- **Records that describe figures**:
# # # # #

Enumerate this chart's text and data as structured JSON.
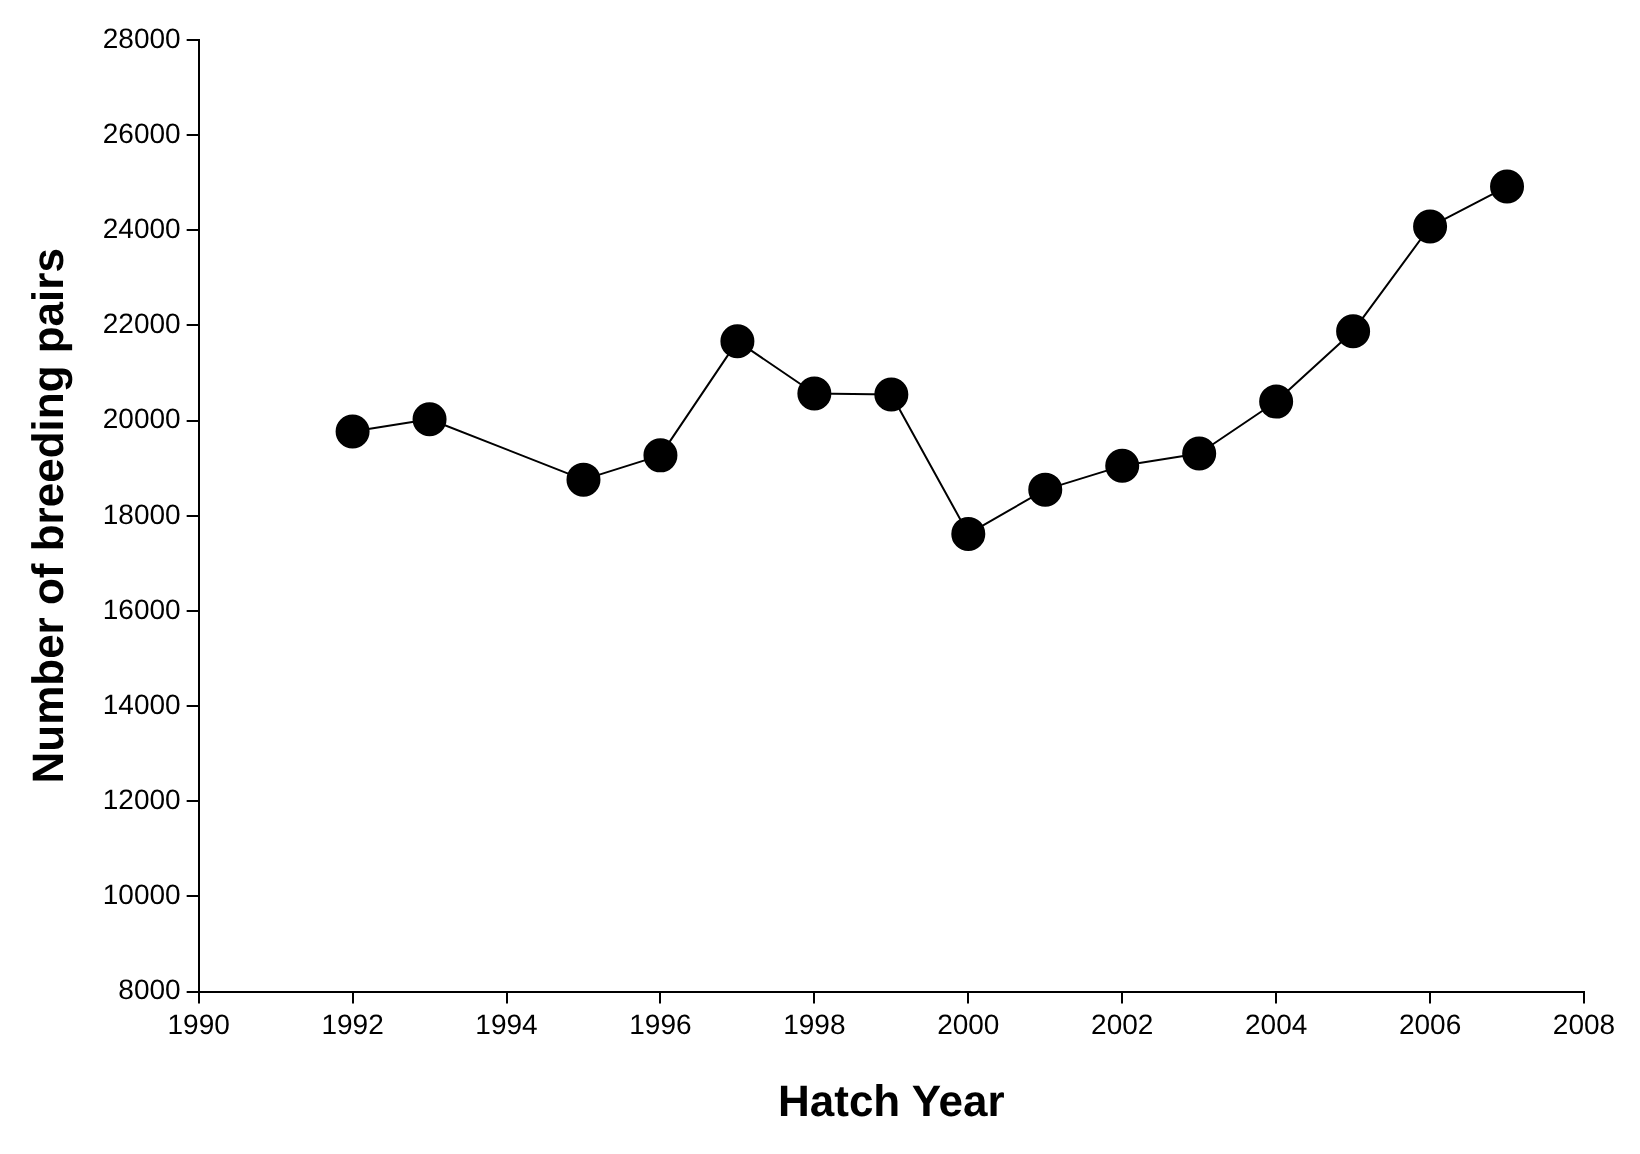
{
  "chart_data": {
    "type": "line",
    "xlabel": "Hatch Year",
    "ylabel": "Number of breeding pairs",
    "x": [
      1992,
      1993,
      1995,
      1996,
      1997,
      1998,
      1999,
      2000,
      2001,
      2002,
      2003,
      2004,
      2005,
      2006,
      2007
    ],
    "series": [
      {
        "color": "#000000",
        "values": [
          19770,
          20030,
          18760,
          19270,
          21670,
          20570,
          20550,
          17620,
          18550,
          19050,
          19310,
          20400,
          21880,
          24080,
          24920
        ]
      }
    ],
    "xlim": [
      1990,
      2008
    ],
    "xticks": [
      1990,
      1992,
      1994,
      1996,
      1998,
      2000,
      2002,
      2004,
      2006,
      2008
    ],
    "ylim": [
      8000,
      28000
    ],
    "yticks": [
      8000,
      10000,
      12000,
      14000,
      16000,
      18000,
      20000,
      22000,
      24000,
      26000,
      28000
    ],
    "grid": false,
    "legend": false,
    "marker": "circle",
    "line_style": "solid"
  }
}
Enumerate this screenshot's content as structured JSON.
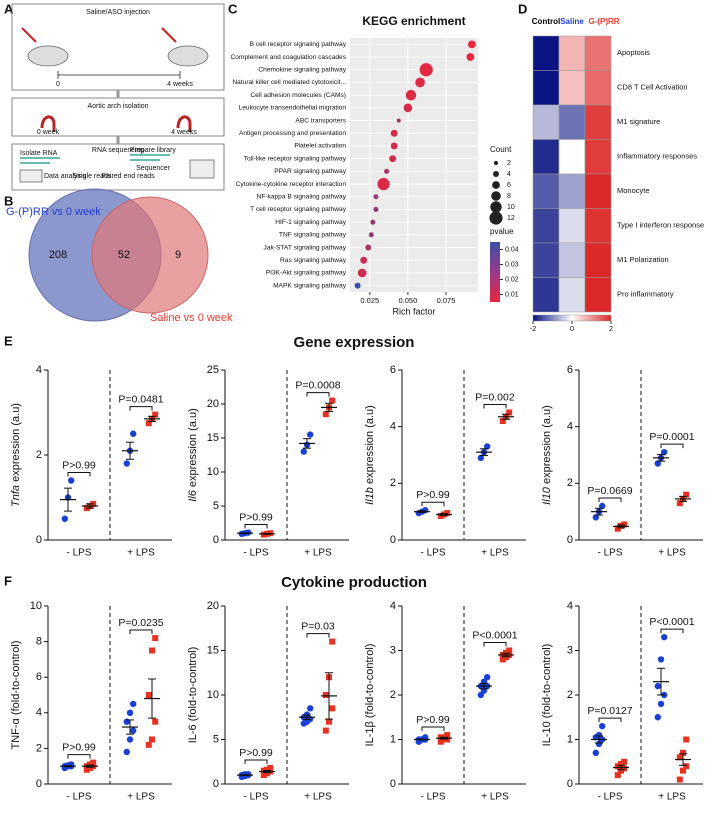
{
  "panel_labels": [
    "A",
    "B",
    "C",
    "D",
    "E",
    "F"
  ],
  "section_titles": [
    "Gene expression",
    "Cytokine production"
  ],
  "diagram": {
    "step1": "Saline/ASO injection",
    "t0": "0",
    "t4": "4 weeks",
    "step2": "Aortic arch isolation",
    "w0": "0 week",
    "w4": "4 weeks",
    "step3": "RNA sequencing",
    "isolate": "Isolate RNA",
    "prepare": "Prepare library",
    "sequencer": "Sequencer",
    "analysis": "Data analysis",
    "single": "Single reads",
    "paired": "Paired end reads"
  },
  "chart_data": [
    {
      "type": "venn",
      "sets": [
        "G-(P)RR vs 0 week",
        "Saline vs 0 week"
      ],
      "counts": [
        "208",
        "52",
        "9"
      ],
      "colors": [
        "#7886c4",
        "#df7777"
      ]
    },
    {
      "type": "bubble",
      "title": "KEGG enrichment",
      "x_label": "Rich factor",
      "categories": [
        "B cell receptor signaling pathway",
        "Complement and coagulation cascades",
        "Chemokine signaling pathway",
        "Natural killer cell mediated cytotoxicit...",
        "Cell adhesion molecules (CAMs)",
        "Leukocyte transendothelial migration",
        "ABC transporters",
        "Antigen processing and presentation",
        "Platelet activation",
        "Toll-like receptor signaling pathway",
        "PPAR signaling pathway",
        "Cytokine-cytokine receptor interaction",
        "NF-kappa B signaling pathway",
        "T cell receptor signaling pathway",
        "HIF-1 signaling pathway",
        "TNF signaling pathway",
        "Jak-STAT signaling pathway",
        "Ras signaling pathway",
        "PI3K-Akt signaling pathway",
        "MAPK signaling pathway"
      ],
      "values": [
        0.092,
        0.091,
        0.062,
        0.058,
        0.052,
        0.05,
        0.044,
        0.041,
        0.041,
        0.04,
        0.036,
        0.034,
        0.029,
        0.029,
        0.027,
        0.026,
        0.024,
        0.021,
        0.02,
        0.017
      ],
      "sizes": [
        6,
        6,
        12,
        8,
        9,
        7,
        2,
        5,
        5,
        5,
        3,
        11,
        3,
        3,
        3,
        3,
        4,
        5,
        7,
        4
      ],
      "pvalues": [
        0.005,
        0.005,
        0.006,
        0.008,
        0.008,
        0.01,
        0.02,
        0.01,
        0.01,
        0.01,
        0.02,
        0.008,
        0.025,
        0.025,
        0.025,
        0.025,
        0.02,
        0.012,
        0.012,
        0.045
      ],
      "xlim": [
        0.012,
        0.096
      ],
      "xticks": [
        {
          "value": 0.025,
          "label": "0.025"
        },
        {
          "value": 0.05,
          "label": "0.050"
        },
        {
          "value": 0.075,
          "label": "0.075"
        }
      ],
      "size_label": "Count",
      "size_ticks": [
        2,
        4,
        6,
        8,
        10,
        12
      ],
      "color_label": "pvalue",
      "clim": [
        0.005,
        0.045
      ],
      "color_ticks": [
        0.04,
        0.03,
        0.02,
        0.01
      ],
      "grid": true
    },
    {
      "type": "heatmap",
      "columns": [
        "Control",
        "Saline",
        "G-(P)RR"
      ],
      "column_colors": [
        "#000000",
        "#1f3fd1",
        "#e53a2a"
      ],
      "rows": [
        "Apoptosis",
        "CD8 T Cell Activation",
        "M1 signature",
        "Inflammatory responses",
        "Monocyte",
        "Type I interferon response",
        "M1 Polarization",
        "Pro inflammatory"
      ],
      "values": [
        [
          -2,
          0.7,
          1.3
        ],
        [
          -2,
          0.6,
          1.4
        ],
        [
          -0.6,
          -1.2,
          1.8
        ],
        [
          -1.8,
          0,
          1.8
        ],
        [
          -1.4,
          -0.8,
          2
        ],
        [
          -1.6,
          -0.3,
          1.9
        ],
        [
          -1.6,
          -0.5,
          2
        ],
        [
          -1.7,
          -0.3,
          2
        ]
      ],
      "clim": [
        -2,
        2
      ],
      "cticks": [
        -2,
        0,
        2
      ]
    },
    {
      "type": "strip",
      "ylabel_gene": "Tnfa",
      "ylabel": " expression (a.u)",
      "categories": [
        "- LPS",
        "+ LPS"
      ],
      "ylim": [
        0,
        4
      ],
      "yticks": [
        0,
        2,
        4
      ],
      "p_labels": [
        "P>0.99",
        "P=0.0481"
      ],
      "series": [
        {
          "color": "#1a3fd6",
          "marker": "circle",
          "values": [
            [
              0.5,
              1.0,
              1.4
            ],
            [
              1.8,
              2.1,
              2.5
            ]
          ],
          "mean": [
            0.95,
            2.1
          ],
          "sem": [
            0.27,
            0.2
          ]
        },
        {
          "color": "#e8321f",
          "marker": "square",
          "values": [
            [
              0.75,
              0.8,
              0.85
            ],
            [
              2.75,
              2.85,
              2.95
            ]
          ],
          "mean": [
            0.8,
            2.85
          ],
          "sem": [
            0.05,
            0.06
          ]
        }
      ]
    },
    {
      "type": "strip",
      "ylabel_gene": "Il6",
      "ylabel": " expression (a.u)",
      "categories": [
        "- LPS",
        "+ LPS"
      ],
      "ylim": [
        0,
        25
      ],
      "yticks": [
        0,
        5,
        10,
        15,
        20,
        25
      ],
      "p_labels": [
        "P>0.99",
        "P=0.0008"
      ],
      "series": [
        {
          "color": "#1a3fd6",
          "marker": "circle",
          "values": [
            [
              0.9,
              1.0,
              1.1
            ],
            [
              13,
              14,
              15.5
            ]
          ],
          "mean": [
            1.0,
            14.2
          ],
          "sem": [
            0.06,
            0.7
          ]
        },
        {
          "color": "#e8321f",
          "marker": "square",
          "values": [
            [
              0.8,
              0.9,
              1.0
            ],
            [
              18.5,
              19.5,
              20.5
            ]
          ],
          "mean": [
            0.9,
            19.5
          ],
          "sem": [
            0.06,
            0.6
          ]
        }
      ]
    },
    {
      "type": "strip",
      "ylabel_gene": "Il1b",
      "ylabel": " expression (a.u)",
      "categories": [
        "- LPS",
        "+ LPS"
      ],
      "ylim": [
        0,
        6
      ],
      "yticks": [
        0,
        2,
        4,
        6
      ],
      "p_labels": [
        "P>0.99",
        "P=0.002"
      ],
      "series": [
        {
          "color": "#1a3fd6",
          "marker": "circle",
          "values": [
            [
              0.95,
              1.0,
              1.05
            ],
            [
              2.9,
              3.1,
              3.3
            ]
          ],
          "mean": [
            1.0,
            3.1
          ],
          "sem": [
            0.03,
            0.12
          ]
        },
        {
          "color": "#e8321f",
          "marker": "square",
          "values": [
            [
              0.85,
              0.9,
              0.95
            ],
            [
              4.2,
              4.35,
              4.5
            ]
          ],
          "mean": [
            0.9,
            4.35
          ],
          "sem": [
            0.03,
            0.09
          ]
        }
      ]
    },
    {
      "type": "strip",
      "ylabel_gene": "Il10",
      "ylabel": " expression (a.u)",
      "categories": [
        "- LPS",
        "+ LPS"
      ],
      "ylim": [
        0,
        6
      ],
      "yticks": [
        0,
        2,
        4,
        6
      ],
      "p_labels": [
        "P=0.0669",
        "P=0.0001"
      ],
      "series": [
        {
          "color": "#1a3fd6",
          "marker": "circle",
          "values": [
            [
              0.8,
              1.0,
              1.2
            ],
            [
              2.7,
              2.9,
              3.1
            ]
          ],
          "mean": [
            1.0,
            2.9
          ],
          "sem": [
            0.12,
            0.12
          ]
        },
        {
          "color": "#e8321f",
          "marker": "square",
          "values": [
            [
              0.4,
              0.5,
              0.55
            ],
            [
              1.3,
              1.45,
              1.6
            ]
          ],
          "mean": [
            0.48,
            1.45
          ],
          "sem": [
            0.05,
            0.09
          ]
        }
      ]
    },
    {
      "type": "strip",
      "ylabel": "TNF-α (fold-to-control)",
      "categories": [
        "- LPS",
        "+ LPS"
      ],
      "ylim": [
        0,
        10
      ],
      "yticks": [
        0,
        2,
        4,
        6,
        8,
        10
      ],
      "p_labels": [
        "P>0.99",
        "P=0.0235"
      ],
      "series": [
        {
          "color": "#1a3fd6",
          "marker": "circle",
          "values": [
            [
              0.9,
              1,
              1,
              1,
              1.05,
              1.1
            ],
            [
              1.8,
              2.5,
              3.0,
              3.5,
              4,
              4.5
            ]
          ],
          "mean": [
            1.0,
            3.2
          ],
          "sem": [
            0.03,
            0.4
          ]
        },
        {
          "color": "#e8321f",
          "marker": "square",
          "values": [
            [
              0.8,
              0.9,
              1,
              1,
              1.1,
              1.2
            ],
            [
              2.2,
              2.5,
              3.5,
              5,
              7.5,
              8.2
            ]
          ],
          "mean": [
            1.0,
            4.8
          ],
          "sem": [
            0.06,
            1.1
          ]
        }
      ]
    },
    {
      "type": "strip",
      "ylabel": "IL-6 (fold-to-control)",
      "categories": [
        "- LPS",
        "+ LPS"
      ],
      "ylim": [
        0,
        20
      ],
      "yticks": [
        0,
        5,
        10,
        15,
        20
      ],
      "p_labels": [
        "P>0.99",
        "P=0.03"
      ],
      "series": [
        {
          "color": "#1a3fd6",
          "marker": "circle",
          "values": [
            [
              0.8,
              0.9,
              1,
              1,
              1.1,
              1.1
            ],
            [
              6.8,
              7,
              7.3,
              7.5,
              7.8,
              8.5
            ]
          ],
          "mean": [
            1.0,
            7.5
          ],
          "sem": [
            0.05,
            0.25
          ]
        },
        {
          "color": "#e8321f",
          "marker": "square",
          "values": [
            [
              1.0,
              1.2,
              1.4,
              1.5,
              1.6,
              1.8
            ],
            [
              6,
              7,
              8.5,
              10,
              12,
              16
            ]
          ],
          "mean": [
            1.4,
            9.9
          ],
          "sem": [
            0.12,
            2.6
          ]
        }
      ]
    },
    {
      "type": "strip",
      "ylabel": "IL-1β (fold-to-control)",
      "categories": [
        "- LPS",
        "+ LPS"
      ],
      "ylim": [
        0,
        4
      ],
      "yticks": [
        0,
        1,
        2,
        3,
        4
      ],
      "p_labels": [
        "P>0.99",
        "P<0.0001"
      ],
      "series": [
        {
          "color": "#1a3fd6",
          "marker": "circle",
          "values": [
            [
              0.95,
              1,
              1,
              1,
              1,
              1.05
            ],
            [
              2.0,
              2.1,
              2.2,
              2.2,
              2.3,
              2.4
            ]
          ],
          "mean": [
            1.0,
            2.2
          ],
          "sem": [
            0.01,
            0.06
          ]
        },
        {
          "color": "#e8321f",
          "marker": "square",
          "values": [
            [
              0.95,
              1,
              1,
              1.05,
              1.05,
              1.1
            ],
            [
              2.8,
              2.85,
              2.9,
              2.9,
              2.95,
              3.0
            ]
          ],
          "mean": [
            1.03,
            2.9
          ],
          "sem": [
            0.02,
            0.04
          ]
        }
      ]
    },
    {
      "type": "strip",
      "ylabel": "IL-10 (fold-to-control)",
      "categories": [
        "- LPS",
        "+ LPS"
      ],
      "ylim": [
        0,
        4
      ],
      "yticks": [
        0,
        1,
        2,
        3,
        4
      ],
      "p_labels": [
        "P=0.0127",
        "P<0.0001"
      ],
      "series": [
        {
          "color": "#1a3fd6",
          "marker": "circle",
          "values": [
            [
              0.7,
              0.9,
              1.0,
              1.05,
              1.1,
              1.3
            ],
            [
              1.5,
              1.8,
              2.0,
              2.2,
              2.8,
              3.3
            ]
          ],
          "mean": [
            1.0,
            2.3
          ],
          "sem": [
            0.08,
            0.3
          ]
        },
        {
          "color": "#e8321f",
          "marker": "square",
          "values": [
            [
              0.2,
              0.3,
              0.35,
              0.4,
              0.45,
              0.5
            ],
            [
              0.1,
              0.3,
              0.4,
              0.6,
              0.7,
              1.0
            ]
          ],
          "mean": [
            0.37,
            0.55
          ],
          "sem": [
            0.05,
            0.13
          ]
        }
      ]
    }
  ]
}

# # # # #

- **Task requirements**: Find the lines containing "pathway" and list every one of them.

- **Full answer**:
        "B cell receptor signaling pathway",
        "Chemokine signaling pathway",
        "Toll-like receptor signaling pathway",
        "PPAR signaling pathway",
        "NF-kappa B signaling pathway",
        "T cell receptor signaling pathway",
        "HIF-1 signaling pathway",
        "TNF signaling pathway",
        "Jak-STAT signaling pathway",
        "Ras signaling pathway",
        "PI3K-Akt signaling pathway",
        "MAPK signaling pathway"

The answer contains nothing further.